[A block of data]

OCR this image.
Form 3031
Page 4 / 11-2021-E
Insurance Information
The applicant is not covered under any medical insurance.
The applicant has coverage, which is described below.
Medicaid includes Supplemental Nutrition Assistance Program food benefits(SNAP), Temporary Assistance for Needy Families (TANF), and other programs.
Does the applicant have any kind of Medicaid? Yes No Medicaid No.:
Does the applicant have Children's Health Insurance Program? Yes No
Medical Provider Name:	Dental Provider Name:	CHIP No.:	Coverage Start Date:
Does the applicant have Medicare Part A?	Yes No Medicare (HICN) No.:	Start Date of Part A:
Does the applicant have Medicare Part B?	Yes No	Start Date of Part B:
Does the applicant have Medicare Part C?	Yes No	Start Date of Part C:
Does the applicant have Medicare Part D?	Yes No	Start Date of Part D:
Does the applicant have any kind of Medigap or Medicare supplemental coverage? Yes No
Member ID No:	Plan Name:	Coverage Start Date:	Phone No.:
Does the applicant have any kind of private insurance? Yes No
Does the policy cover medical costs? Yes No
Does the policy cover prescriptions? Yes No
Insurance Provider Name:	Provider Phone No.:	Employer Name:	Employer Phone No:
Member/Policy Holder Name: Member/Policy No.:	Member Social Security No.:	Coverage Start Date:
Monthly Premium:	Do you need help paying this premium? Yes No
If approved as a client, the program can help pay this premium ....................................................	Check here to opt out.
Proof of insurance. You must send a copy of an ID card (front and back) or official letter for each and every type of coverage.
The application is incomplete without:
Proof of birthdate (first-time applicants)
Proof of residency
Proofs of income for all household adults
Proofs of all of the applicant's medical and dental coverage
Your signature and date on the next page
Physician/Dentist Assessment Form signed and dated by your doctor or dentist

_Work to do_
Above are several records. Count the lines among them that contain "Phone" and give only the total.

_Answer for the task_
2